Data entries for graphics:

——

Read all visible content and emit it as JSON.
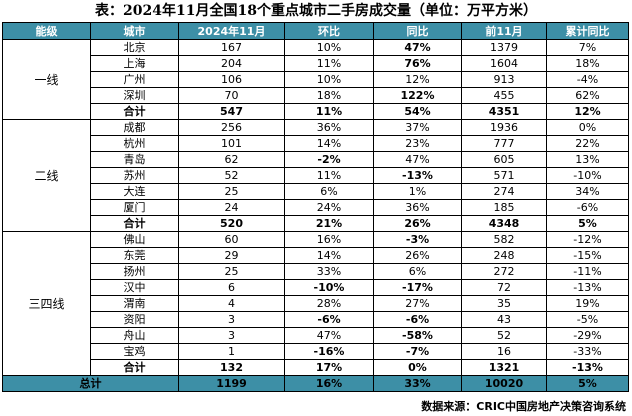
{
  "title": "表：2024年11月全国18个重点城市二手房成交量（单位：万平方米）",
  "headers": [
    "能级",
    "城市",
    "2024年11月",
    "环比",
    "同比",
    "前11月",
    "累计同比"
  ],
  "groups": [
    {
      "tier": "一线",
      "rows": [
        {
          "city": "北京",
          "nov": "167",
          "mom": "10%",
          "yoy": "47%",
          "yoy_color": "red",
          "ytd": "1379",
          "ytd_yoy": "7%"
        },
        {
          "city": "上海",
          "nov": "204",
          "mom": "11%",
          "yoy": "76%",
          "yoy_color": "red",
          "ytd": "1604",
          "ytd_yoy": "18%"
        },
        {
          "city": "广州",
          "nov": "106",
          "mom": "10%",
          "yoy": "12%",
          "ytd": "913",
          "ytd_yoy": "-4%"
        },
        {
          "city": "深圳",
          "nov": "70",
          "mom": "18%",
          "yoy": "122%",
          "yoy_color": "red",
          "ytd": "455",
          "ytd_yoy": "62%"
        }
      ],
      "subtotal": {
        "label": "合计",
        "nov": "547",
        "mom": "11%",
        "yoy": "54%",
        "ytd": "4351",
        "ytd_yoy": "12%"
      }
    },
    {
      "tier": "二线",
      "rows": [
        {
          "city": "成都",
          "nov": "256",
          "mom": "36%",
          "yoy": "37%",
          "ytd": "1936",
          "ytd_yoy": "0%"
        },
        {
          "city": "杭州",
          "nov": "101",
          "mom": "14%",
          "yoy": "23%",
          "ytd": "777",
          "ytd_yoy": "22%"
        },
        {
          "city": "青岛",
          "nov": "62",
          "mom": "-2%",
          "mom_color": "green",
          "yoy": "47%",
          "ytd": "605",
          "ytd_yoy": "13%"
        },
        {
          "city": "苏州",
          "nov": "52",
          "mom": "11%",
          "yoy": "-13%",
          "yoy_color": "green",
          "ytd": "571",
          "ytd_yoy": "-10%"
        },
        {
          "city": "大连",
          "nov": "25",
          "mom": "6%",
          "yoy": "1%",
          "ytd": "274",
          "ytd_yoy": "34%"
        },
        {
          "city": "厦门",
          "nov": "24",
          "mom": "24%",
          "yoy": "36%",
          "ytd": "185",
          "ytd_yoy": "-6%"
        }
      ],
      "subtotal": {
        "label": "合计",
        "nov": "520",
        "mom": "21%",
        "yoy": "26%",
        "ytd": "4348",
        "ytd_yoy": "5%"
      }
    },
    {
      "tier": "三四线",
      "rows": [
        {
          "city": "佛山",
          "nov": "60",
          "mom": "16%",
          "yoy": "-3%",
          "yoy_color": "green",
          "ytd": "582",
          "ytd_yoy": "-12%"
        },
        {
          "city": "东莞",
          "nov": "29",
          "mom": "14%",
          "yoy": "26%",
          "ytd": "248",
          "ytd_yoy": "-15%"
        },
        {
          "city": "扬州",
          "nov": "25",
          "mom": "33%",
          "yoy": "6%",
          "ytd": "272",
          "ytd_yoy": "-11%"
        },
        {
          "city": "汉中",
          "nov": "6",
          "mom": "-10%",
          "mom_color": "green",
          "yoy": "-17%",
          "yoy_color": "green",
          "ytd": "72",
          "ytd_yoy": "-13%"
        },
        {
          "city": "渭南",
          "nov": "4",
          "mom": "28%",
          "yoy": "27%",
          "ytd": "35",
          "ytd_yoy": "19%"
        },
        {
          "city": "资阳",
          "nov": "3",
          "mom": "-6%",
          "mom_color": "green",
          "yoy": "-6%",
          "yoy_color": "green",
          "ytd": "43",
          "ytd_yoy": "-5%"
        },
        {
          "city": "舟山",
          "nov": "3",
          "mom": "47%",
          "yoy": "-58%",
          "yoy_color": "green",
          "ytd": "52",
          "ytd_yoy": "-29%"
        },
        {
          "city": "宝鸡",
          "nov": "1",
          "mom": "-16%",
          "mom_color": "green",
          "yoy": "-7%",
          "yoy_color": "green",
          "ytd": "16",
          "ytd_yoy": "-33%"
        }
      ],
      "subtotal": {
        "label": "合计",
        "nov": "132",
        "mom": "17%",
        "yoy": "0%",
        "ytd": "1321",
        "ytd_yoy": "-13%"
      }
    }
  ],
  "total": {
    "label": "总计",
    "nov": "1199",
    "mom": "16%",
    "yoy": "33%",
    "ytd": "10020",
    "ytd_yoy": "5%"
  },
  "source": "数据来源：CRIC中国房地产决策咨询系统",
  "colors": {
    "header_bg": "#3d8fa6",
    "up": "#ff0000",
    "down": "#00a651"
  }
}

——

§ Written request
Copy out every line of the material above exactly, skipping the pictures.

§ Solution below
Read all visible content and emit it as JSON.
{
  "title": "表：2024年11月全国18个重点城市二手房成交量（单位：万平方米）",
  "headers": [
    "能级",
    "城市",
    "2024年11月",
    "环比",
    "同比",
    "前11月",
    "累计同比"
  ],
  "groups": [
    {
      "tier": "一线",
      "rows": [
        {
          "city": "北京",
          "nov": "167",
          "mom": "10%",
          "yoy": "47%",
          "yoy_color": "red",
          "ytd": "1379",
          "ytd_yoy": "7%"
        },
        {
          "city": "上海",
          "nov": "204",
          "mom": "11%",
          "yoy": "76%",
          "yoy_color": "red",
          "ytd": "1604",
          "ytd_yoy": "18%"
        },
        {
          "city": "广州",
          "nov": "106",
          "mom": "10%",
          "yoy": "12%",
          "ytd": "913",
          "ytd_yoy": "-4%"
        },
        {
          "city": "深圳",
          "nov": "70",
          "mom": "18%",
          "yoy": "122%",
          "yoy_color": "red",
          "ytd": "455",
          "ytd_yoy": "62%"
        }
      ],
      "subtotal": {
        "label": "合计",
        "nov": "547",
        "mom": "11%",
        "yoy": "54%",
        "ytd": "4351",
        "ytd_yoy": "12%"
      }
    },
    {
      "tier": "二线",
      "rows": [
        {
          "city": "成都",
          "nov": "256",
          "mom": "36%",
          "yoy": "37%",
          "ytd": "1936",
          "ytd_yoy": "0%"
        },
        {
          "city": "杭州",
          "nov": "101",
          "mom": "14%",
          "yoy": "23%",
          "ytd": "777",
          "ytd_yoy": "22%"
        },
        {
          "city": "青岛",
          "nov": "62",
          "mom": "-2%",
          "mom_color": "green",
          "yoy": "47%",
          "ytd": "605",
          "ytd_yoy": "13%"
        },
        {
          "city": "苏州",
          "nov": "52",
          "mom": "11%",
          "yoy": "-13%",
          "yoy_color": "green",
          "ytd": "571",
          "ytd_yoy": "-10%"
        },
        {
          "city": "大连",
          "nov": "25",
          "mom": "6%",
          "yoy": "1%",
          "ytd": "274",
          "ytd_yoy": "34%"
        },
        {
          "city": "厦门",
          "nov": "24",
          "mom": "24%",
          "yoy": "36%",
          "ytd": "185",
          "ytd_yoy": "-6%"
        }
      ],
      "subtotal": {
        "label": "合计",
        "nov": "520",
        "mom": "21%",
        "yoy": "26%",
        "ytd": "4348",
        "ytd_yoy": "5%"
      }
    },
    {
      "tier": "三四线",
      "rows": [
        {
          "city": "佛山",
          "nov": "60",
          "mom": "16%",
          "yoy": "-3%",
          "yoy_color": "green",
          "ytd": "582",
          "ytd_yoy": "-12%"
        },
        {
          "city": "东莞",
          "nov": "29",
          "mom": "14%",
          "yoy": "26%",
          "ytd": "248",
          "ytd_yoy": "-15%"
        },
        {
          "city": "扬州",
          "nov": "25",
          "mom": "33%",
          "yoy": "6%",
          "ytd": "272",
          "ytd_yoy": "-11%"
        },
        {
          "city": "汉中",
          "nov": "6",
          "mom": "-10%",
          "mom_color": "green",
          "yoy": "-17%",
          "yoy_color": "green",
          "ytd": "72",
          "ytd_yoy": "-13%"
        },
        {
          "city": "渭南",
          "nov": "4",
          "mom": "28%",
          "yoy": "27%",
          "ytd": "35",
          "ytd_yoy": "19%"
        },
        {
          "city": "资阳",
          "nov": "3",
          "mom": "-6%",
          "mom_color": "green",
          "yoy": "-6%",
          "yoy_color": "green",
          "ytd": "43",
          "ytd_yoy": "-5%"
        },
        {
          "city": "舟山",
          "nov": "3",
          "mom": "47%",
          "yoy": "-58%",
          "yoy_color": "green",
          "ytd": "52",
          "ytd_yoy": "-29%"
        },
        {
          "city": "宝鸡",
          "nov": "1",
          "mom": "-16%",
          "mom_color": "green",
          "yoy": "-7%",
          "yoy_color": "green",
          "ytd": "16",
          "ytd_yoy": "-33%"
        }
      ],
      "subtotal": {
        "label": "合计",
        "nov": "132",
        "mom": "17%",
        "yoy": "0%",
        "ytd": "1321",
        "ytd_yoy": "-13%"
      }
    }
  ],
  "total": {
    "label": "总计",
    "nov": "1199",
    "mom": "16%",
    "yoy": "33%",
    "ytd": "10020",
    "ytd_yoy": "5%"
  },
  "source": "数据来源：CRIC中国房地产决策咨询系统",
  "colors": {
    "header_bg": "#3d8fa6",
    "up": "#ff0000",
    "down": "#00a651"
  }
}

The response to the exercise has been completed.